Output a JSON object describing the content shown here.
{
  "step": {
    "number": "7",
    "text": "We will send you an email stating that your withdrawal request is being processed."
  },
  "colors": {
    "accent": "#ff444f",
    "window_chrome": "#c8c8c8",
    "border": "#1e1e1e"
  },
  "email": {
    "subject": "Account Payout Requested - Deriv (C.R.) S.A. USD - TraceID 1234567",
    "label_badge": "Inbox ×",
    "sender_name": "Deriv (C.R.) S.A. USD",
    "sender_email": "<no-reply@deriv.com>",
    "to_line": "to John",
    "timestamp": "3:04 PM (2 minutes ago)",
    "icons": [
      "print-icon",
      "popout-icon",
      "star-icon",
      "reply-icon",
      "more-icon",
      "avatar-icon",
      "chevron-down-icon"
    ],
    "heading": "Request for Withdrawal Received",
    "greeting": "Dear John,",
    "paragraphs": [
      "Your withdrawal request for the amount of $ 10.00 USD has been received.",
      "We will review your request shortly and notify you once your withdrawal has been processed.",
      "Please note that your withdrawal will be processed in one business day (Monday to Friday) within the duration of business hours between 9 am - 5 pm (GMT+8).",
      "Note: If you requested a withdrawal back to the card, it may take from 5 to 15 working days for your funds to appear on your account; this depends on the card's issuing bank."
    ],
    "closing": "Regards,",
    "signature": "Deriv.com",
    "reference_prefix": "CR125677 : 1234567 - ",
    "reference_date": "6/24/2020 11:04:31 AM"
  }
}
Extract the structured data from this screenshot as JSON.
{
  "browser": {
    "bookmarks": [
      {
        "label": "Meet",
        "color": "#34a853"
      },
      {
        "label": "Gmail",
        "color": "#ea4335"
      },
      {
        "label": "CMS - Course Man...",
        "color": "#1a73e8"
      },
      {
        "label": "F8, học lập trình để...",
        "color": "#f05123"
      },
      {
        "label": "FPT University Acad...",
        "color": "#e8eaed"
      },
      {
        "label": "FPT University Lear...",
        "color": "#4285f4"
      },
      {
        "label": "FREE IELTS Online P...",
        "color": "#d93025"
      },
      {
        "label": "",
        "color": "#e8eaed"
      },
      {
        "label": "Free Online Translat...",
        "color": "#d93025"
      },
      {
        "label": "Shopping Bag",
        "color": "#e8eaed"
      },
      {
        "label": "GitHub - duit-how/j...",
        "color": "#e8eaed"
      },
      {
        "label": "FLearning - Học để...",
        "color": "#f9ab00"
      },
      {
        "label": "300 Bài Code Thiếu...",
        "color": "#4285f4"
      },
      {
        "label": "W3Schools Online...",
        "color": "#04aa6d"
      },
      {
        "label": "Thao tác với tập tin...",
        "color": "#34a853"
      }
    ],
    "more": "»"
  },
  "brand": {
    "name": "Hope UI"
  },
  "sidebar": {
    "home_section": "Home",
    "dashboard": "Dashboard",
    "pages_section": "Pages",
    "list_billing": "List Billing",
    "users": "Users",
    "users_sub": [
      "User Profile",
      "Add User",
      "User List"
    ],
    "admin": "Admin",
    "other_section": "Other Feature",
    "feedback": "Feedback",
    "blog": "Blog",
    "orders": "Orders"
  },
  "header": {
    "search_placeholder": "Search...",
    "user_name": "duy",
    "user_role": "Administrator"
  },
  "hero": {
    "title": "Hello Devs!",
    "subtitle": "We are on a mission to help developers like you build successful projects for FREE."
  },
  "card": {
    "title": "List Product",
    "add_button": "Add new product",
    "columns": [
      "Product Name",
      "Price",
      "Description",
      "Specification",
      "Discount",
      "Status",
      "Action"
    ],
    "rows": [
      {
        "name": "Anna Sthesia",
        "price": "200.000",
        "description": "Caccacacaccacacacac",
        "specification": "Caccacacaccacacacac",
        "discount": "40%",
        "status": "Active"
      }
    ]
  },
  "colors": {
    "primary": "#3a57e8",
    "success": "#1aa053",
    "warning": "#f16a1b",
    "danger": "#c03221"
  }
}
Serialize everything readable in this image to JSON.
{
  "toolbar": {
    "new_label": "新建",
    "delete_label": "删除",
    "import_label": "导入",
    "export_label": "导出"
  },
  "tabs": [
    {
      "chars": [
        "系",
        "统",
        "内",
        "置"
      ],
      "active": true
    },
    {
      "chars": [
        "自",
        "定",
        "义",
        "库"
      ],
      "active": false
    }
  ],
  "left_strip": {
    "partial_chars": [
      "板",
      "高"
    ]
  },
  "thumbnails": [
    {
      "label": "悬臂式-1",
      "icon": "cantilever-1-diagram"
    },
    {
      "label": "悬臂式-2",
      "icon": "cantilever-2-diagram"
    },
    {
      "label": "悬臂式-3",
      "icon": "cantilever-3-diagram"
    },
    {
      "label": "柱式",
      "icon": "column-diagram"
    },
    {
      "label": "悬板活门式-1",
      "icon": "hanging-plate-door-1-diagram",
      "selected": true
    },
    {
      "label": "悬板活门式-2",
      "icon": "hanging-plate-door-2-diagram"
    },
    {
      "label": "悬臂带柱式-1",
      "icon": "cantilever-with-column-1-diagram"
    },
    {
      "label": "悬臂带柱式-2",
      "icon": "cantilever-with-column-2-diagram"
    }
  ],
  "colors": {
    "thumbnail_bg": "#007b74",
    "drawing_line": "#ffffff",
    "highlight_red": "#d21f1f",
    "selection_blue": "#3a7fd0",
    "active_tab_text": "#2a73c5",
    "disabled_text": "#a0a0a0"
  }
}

▬▬▬▬▬▬▬▬▬▬

* **Given request**:
Return each line of the listing that holds the string "University".

* **Answer below**:
        "label": "FPT University Acad...",
        "label": "FPT University Lear...",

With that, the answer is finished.